►

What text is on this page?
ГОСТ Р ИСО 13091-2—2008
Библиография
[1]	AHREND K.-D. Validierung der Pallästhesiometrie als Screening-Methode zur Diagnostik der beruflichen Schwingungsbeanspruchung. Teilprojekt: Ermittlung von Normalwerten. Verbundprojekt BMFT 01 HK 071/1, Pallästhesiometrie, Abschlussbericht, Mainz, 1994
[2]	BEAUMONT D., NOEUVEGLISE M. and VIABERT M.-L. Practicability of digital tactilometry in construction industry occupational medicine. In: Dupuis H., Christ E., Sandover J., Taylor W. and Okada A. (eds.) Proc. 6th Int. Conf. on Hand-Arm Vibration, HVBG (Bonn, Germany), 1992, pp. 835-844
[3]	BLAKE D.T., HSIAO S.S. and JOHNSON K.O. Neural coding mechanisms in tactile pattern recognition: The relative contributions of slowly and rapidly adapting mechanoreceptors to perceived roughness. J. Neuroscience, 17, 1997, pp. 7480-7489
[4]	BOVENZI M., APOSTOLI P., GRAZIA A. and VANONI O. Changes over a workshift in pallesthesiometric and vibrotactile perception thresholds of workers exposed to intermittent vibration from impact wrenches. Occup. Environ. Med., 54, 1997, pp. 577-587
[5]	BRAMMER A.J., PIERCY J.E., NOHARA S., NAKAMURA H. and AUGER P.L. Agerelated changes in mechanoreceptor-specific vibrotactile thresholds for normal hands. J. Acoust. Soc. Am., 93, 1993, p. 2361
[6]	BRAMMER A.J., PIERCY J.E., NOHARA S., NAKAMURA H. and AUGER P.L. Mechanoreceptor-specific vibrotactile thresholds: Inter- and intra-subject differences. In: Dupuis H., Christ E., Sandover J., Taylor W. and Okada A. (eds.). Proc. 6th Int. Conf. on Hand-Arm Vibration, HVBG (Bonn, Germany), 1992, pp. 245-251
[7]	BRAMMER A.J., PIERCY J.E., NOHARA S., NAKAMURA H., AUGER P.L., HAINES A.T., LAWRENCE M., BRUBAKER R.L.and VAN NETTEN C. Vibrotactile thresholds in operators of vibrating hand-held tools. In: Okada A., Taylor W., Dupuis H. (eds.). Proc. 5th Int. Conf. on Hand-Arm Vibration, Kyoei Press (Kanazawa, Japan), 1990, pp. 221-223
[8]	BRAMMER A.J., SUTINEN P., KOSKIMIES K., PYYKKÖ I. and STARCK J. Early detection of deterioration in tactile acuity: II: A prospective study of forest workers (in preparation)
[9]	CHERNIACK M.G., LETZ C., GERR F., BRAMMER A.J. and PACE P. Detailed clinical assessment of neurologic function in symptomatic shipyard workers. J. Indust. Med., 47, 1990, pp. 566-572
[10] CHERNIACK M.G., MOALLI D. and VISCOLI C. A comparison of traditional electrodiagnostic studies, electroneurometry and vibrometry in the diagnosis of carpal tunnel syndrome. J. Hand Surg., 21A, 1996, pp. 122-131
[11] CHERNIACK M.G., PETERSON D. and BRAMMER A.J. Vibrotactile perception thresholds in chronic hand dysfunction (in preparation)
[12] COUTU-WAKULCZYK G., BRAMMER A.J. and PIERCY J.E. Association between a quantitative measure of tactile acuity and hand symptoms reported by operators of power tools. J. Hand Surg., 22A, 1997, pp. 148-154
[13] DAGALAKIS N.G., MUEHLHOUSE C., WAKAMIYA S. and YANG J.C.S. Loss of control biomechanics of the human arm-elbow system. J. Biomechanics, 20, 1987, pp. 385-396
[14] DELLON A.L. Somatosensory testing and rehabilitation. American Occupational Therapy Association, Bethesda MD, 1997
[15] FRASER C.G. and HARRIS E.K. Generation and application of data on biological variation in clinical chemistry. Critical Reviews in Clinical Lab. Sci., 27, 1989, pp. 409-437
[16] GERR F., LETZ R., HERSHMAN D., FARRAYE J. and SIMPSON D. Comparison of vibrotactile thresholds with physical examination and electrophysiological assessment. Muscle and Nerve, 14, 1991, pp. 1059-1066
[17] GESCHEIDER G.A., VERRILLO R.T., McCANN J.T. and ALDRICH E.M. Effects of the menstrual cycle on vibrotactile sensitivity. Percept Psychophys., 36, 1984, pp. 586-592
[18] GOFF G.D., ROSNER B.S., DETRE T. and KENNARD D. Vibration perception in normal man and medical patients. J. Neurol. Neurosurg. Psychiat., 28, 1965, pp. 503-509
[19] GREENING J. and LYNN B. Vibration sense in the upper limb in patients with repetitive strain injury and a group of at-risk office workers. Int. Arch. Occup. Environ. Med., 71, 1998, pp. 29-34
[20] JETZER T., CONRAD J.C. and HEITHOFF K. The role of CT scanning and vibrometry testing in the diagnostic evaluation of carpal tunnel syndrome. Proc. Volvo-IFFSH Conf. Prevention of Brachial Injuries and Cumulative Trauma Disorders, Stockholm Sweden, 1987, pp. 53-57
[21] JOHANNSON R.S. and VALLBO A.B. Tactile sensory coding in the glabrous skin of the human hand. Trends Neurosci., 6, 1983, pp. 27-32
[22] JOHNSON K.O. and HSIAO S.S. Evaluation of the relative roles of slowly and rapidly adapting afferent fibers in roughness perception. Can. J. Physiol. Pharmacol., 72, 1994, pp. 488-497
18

◄

PROBLEM TO SOLVE:
Repeat the data exactly. Leave nothing out.

EXERCISE SOLUTION:
What text is on this page?
ГОСТ Р ИСО 13091-2—2008
Библиография
[1]	AHREND K.-D. Validierung der Pallästhesiometrie als Screening-Methode zur Diagnostik der beruflichen Schwingungsbeanspruchung. Teilprojekt: Ermittlung von Normalwerten. Verbundprojekt BMFT 01 HK 071/1, Pallästhesiometrie, Abschlussbericht, Mainz, 1994
[2]	BEAUMONT D., NOEUVEGLISE M. and VIABERT M.-L. Practicability of digital tactilometry in construction industry occupational medicine. In: Dupuis H., Christ E., Sandover J., Taylor W. and Okada A. (eds.) Proc. 6th Int. Conf. on Hand-Arm Vibration, HVBG (Bonn, Germany), 1992, pp. 835-844
[3]	BLAKE D.T., HSIAO S.S. and JOHNSON K.O. Neural coding mechanisms in tactile pattern recognition: The relative contributions of slowly and rapidly adapting mechanoreceptors to perceived roughness. J. Neuroscience, 17, 1997, pp. 7480-7489
[4]	BOVENZI M., APOSTOLI P., GRAZIA A. and VANONI O. Changes over a workshift in pallesthesiometric and vibrotactile perception thresholds of workers exposed to intermittent vibration from impact wrenches. Occup. Environ. Med., 54, 1997, pp. 577-587
[5]	BRAMMER A.J., PIERCY J.E., NOHARA S., NAKAMURA H. and AUGER P.L. Agerelated changes in mechanoreceptor-specific vibrotactile thresholds for normal hands. J. Acoust. Soc. Am., 93, 1993, p. 2361
[6]	BRAMMER A.J., PIERCY J.E., NOHARA S., NAKAMURA H. and AUGER P.L. Mechanoreceptor-specific vibrotactile thresholds: Inter- and intra-subject differences. In: Dupuis H., Christ E., Sandover J., Taylor W. and Okada A. (eds.). Proc. 6th Int. Conf. on Hand-Arm Vibration, HVBG (Bonn, Germany), 1992, pp. 245-251
[7]	BRAMMER A.J., PIERCY J.E., NOHARA S., NAKAMURA H., AUGER P.L., HAINES A.T., LAWRENCE M., BRUBAKER R.L.and VAN NETTEN C. Vibrotactile thresholds in operators of vibrating hand-held tools. In: Okada A., Taylor W., Dupuis H. (eds.). Proc. 5th Int. Conf. on Hand-Arm Vibration, Kyoei Press (Kanazawa, Japan), 1990, pp. 221-223
[8]	BRAMMER A.J., SUTINEN P., KOSKIMIES K., PYYKKÖ I. and STARCK J. Early detection of deterioration in tactile acuity: II: A prospective study of forest workers (in preparation)
[9]	CHERNIACK M.G., LETZ C., GERR F., BRAMMER A.J. and PACE P. Detailed clinical assessment of neurologic function in symptomatic shipyard workers. J. Indust. Med., 47, 1990, pp. 566-572
[10] CHERNIACK M.G., MOALLI D. and VISCOLI C. A comparison of traditional electrodiagnostic studies, electroneurometry and vibrometry in the diagnosis of carpal tunnel syndrome. J. Hand Surg., 21A, 1996, pp. 122-131
[11] CHERNIACK M.G., PETERSON D. and BRAMMER A.J. Vibrotactile perception thresholds in chronic hand dysfunction (in preparation)
[12] COUTU-WAKULCZYK G., BRAMMER A.J. and PIERCY J.E. Association between a quantitative measure of tactile acuity and hand symptoms reported by operators of power tools. J. Hand Surg., 22A, 1997, pp. 148-154
[13] DAGALAKIS N.G., MUEHLHOUSE C., WAKAMIYA S. and YANG J.C.S. Loss of control biomechanics of the human arm-elbow system. J. Biomechanics, 20, 1987, pp. 385-396
[14] DELLON A.L. Somatosensory testing and rehabilitation. American Occupational Therapy Association, Bethesda MD, 1997
[15] FRASER C.G. and HARRIS E.K. Generation and application of data on biological variation in clinical chemistry. Critical Reviews in Clinical Lab. Sci., 27, 1989, pp. 409-437
[16] GERR F., LETZ R., HERSHMAN D., FARRAYE J. and SIMPSON D. Comparison of vibrotactile thresholds with physical examination and electrophysiological assessment. Muscle and Nerve, 14, 1991, pp. 1059-1066
[17] GESCHEIDER G.A., VERRILLO R.T., McCANN J.T. and ALDRICH E.M. Effects of the menstrual cycle on vibrotactile sensitivity. Percept Psychophys., 36, 1984, pp. 586-592
[18] GOFF G.D., ROSNER B.S., DETRE T. and KENNARD D. Vibration perception in normal man and medical patients. J. Neurol. Neurosurg. Psychiat., 28, 1965, pp. 503-509
[19] GREENING J. and LYNN B. Vibration sense in the upper limb in patients with repetitive strain injury and a group of at-risk office workers. Int. Arch. Occup. Environ. Med., 71, 1998, pp. 29-34
[20] JETZER T., CONRAD J.C. and HEITHOFF K. The role of CT scanning and vibrometry testing in the diagnostic evaluation of carpal tunnel syndrome. Proc. Volvo-IFFSH Conf. Prevention of Brachial Injuries and Cumulative Trauma Disorders, Stockholm Sweden, 1987, pp. 53-57
[21] JOHANNSON R.S. and VALLBO A.B. Tactile sensory coding in the glabrous skin of the human hand. Trends Neurosci., 6, 1983, pp. 27-32
[22] JOHNSON K.O. and HSIAO S.S. Evaluation of the relative roles of slowly and rapidly adapting afferent fibers in roughness perception. Can. J. Physiol. Pharmacol., 72, 1994, pp. 488-497
18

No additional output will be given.